Start of STORED RECORDS

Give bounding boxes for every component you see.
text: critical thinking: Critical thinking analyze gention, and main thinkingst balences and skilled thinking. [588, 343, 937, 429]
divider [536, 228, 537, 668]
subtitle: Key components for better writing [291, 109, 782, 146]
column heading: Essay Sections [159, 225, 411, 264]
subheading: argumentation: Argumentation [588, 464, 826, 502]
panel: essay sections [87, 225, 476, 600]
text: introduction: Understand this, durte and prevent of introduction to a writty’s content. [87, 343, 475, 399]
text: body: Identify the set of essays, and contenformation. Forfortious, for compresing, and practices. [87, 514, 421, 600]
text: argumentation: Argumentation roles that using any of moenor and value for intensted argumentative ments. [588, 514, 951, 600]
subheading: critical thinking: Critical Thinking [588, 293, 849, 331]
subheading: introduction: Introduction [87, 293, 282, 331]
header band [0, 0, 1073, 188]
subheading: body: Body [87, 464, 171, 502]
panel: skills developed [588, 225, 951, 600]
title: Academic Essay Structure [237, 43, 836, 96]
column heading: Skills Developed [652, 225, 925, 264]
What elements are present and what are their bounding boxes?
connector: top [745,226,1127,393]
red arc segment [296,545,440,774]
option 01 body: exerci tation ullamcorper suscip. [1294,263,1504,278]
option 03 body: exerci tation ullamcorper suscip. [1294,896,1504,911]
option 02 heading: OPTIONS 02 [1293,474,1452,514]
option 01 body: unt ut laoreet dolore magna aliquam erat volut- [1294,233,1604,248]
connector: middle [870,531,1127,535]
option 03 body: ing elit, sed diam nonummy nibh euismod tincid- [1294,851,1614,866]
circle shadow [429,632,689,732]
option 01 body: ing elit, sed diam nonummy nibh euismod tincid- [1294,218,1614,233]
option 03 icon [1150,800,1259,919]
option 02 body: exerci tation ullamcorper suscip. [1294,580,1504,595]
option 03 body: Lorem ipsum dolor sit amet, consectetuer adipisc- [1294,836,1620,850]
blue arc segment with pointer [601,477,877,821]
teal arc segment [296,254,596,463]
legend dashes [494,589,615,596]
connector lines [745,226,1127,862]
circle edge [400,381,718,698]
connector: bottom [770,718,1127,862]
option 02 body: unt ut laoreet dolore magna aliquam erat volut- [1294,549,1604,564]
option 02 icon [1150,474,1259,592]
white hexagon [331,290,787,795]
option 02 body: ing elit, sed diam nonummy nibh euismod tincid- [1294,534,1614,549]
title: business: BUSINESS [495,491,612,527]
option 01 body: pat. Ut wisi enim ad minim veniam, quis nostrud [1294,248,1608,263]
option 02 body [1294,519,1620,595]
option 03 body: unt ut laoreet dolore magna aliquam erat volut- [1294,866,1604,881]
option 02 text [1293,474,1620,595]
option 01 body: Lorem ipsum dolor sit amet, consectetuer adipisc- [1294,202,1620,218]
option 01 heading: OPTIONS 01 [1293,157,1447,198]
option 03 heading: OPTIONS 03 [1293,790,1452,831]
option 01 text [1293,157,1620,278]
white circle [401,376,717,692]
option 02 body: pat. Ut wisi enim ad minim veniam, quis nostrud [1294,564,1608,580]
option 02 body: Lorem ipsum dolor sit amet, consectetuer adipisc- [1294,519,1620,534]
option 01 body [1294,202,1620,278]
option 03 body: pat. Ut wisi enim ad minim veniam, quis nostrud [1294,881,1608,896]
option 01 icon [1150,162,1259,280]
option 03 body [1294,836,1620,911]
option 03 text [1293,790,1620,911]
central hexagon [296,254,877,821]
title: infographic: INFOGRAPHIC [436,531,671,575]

End of STORED RECORDS

WHAT IS ASKED:
Please copy the material above line for line, keeping every character unchanged.

RESPONSE:
Give bounding boxes for every component you see.
text: critical thinking: Critical thinking analyze gention, and main thinkingst balences and skilled thinking. [588, 343, 937, 429]
divider [536, 228, 537, 668]
subtitle: Key components for better writing [291, 109, 782, 146]
column heading: Essay Sections [159, 225, 411, 264]
subheading: argumentation: Argumentation [588, 464, 826, 502]
panel: essay sections [87, 225, 476, 600]
text: introduction: Understand this, durte and prevent of introduction to a writty’s content. [87, 343, 475, 399]
text: body: Identify the set of essays, and contenformation. Forfortious, for compresing, and practices. [87, 514, 421, 600]
text: argumentation: Argumentation roles that using any of moenor and value for intensted argumentative ments. [588, 514, 951, 600]
subheading: critical thinking: Critical Thinking [588, 293, 849, 331]
subheading: introduction: Introduction [87, 293, 282, 331]
header band [0, 0, 1073, 188]
subheading: body: Body [87, 464, 171, 502]
panel: skills developed [588, 225, 951, 600]
title: Academic Essay Structure [237, 43, 836, 96]
column heading: Skills Developed [652, 225, 925, 264]
What elements are present and what are their bounding boxes?
connector: top [745,226,1127,393]
red arc segment [296,545,440,774]
option 01 body: exerci tation ullamcorper suscip. [1294,263,1504,278]
option 03 body: exerci tation ullamcorper suscip. [1294,896,1504,911]
option 02 heading: OPTIONS 02 [1293,474,1452,514]
option 01 body: unt ut laoreet dolore magna aliquam erat volut- [1294,233,1604,248]
connector: middle [870,531,1127,535]
option 03 body: ing elit, sed diam nonummy nibh euismod tincid- [1294,851,1614,866]
circle shadow [429,632,689,732]
option 01 body: ing elit, sed diam nonummy nibh euismod tincid- [1294,218,1614,233]
option 03 icon [1150,800,1259,919]
option 02 body: exerci tation ullamcorper suscip. [1294,580,1504,595]
option 03 body: Lorem ipsum dolor sit amet, consectetuer adipisc- [1294,836,1620,850]
blue arc segment with pointer [601,477,877,821]
teal arc segment [296,254,596,463]
legend dashes [494,589,615,596]
connector lines [745,226,1127,862]
circle edge [400,381,718,698]
connector: bottom [770,718,1127,862]
option 02 body: unt ut laoreet dolore magna aliquam erat volut- [1294,549,1604,564]
option 02 icon [1150,474,1259,592]
white hexagon [331,290,787,795]
option 02 body: ing elit, sed diam nonummy nibh euismod tincid- [1294,534,1614,549]
title: business: BUSINESS [495,491,612,527]
option 01 body: pat. Ut wisi enim ad minim veniam, quis nostrud [1294,248,1608,263]
option 02 body [1294,519,1620,595]
option 03 body: unt ut laoreet dolore magna aliquam erat volut- [1294,866,1604,881]
option 02 text [1293,474,1620,595]
option 01 body: Lorem ipsum dolor sit amet, consectetuer adipisc- [1294,202,1620,218]
option 01 heading: OPTIONS 01 [1293,157,1447,198]
option 03 heading: OPTIONS 03 [1293,790,1452,831]
option 01 text [1293,157,1620,278]
white circle [401,376,717,692]
option 02 body: pat. Ut wisi enim ad minim veniam, quis nostrud [1294,564,1608,580]
option 02 body: Lorem ipsum dolor sit amet, consectetuer adipisc- [1294,519,1620,534]
option 01 body [1294,202,1620,278]
option 03 body: pat. Ut wisi enim ad minim veniam, quis nostrud [1294,881,1608,896]
option 01 icon [1150,162,1259,280]
option 03 body [1294,836,1620,911]
option 03 text [1293,790,1620,911]
central hexagon [296,254,877,821]
title: infographic: INFOGRAPHIC [436,531,671,575]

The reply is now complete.